• [Objective]:
Go through the listing below and gather every line with the word "this".
************
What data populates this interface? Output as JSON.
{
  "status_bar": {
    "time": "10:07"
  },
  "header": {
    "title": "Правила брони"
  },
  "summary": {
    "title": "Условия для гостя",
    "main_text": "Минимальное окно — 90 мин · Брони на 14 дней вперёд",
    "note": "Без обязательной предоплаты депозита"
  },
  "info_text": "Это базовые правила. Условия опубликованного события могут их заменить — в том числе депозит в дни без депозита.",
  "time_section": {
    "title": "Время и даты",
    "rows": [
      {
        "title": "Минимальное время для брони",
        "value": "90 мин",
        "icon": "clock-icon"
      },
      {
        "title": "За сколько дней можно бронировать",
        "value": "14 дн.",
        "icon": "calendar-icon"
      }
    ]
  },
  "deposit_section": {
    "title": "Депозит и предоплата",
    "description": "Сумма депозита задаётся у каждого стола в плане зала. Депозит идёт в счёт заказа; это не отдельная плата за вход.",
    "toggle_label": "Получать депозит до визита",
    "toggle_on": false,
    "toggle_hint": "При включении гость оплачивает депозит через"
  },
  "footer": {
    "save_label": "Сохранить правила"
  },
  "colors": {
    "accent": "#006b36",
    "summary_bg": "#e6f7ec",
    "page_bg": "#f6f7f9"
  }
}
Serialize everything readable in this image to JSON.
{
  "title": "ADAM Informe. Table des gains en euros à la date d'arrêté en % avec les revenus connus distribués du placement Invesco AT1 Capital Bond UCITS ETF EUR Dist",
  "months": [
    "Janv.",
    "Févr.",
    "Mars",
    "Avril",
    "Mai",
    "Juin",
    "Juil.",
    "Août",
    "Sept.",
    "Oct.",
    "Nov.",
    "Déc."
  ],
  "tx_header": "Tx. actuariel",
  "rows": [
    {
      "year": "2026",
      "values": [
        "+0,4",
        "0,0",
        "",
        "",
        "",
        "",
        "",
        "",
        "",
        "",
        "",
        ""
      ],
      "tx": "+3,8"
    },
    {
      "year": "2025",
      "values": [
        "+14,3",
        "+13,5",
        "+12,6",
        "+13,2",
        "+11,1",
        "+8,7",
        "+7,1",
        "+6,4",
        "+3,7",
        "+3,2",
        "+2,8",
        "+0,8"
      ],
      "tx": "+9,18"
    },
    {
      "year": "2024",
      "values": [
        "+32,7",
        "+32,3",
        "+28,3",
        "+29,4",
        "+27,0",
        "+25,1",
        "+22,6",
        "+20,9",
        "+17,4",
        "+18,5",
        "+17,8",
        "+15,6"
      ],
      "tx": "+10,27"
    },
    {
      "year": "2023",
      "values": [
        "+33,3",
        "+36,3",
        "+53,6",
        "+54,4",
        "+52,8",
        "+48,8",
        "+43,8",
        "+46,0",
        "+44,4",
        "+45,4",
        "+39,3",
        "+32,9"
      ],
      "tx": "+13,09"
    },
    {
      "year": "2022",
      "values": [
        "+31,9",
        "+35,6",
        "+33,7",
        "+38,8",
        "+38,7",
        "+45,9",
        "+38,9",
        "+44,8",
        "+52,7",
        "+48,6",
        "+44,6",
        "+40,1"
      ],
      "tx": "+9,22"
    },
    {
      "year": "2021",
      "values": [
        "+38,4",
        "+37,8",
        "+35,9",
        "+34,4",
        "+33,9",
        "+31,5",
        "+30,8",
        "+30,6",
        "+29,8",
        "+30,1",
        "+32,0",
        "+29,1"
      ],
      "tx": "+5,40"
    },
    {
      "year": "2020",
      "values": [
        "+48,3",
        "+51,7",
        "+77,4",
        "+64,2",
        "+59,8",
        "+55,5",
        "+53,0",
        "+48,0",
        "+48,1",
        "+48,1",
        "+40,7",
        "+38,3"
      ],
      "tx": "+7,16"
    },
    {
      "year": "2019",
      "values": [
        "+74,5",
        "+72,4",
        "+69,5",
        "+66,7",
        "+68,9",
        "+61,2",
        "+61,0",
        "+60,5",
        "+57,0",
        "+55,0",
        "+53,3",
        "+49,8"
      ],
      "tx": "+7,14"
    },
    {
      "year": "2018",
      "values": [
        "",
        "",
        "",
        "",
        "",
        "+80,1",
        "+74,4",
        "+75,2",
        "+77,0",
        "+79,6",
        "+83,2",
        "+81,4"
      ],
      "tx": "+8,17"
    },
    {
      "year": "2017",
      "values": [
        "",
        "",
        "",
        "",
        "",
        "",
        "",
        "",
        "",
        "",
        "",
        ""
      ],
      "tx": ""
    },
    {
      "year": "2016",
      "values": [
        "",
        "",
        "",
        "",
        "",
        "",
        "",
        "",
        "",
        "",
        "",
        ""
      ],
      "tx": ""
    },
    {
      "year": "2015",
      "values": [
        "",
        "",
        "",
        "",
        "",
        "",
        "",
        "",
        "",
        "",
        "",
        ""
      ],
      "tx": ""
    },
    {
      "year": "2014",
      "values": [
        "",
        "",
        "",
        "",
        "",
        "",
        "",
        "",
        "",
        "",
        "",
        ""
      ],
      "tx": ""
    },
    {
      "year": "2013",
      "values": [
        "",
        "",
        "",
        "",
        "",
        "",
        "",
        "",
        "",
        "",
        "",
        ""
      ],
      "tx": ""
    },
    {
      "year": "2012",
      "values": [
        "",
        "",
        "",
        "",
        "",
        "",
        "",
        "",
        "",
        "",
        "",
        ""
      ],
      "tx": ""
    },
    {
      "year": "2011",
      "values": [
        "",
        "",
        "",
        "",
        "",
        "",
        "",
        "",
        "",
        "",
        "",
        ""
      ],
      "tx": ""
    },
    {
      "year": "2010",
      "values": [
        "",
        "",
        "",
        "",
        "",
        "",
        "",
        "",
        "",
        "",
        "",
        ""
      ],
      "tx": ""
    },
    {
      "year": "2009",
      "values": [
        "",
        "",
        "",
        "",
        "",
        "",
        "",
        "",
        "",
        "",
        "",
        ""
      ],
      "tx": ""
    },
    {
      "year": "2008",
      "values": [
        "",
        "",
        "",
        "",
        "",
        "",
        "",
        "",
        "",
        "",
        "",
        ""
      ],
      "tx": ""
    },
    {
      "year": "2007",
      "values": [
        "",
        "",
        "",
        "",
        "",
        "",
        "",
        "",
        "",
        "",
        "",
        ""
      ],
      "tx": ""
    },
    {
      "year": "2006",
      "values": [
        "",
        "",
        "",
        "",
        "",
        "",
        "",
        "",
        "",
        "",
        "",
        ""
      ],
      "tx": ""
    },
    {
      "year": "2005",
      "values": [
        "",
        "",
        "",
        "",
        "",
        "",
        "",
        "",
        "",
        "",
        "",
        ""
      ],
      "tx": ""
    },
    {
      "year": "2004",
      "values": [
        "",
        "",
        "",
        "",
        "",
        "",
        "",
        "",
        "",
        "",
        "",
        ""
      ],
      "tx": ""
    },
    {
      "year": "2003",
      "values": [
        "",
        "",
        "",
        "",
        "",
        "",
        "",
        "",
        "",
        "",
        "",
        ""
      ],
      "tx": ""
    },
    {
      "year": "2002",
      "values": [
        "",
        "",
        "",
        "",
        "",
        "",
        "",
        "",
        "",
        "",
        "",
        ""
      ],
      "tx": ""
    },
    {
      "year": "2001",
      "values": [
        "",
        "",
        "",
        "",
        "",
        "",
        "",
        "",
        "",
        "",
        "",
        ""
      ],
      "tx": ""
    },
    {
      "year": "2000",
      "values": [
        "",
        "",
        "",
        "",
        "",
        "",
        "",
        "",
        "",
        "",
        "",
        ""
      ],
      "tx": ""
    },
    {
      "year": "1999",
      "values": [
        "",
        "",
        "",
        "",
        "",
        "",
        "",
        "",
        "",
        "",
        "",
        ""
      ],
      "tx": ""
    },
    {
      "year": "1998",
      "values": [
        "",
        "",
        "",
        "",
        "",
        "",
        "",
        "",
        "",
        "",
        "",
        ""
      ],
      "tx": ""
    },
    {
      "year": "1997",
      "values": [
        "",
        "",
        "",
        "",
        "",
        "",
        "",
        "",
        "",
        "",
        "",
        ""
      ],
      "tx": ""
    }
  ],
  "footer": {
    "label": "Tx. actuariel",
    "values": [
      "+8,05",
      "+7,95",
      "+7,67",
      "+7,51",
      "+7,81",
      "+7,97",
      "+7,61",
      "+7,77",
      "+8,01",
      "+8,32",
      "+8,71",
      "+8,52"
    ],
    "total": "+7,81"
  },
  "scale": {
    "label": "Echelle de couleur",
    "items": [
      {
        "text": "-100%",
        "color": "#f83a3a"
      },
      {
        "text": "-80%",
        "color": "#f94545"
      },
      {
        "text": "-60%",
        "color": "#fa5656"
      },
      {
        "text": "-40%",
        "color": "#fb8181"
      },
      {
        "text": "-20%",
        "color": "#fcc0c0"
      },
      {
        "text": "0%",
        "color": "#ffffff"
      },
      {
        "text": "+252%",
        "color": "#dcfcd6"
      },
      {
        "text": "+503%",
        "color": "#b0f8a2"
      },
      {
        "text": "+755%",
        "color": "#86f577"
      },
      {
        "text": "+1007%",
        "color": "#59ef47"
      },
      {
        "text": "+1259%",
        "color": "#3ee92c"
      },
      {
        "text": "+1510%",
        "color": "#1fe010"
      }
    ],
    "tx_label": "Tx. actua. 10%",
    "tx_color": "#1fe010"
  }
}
************
• [Answer to the exercise]:
What data populates this interface? Output as JSON.
Serialize everything readable in this image to JSON.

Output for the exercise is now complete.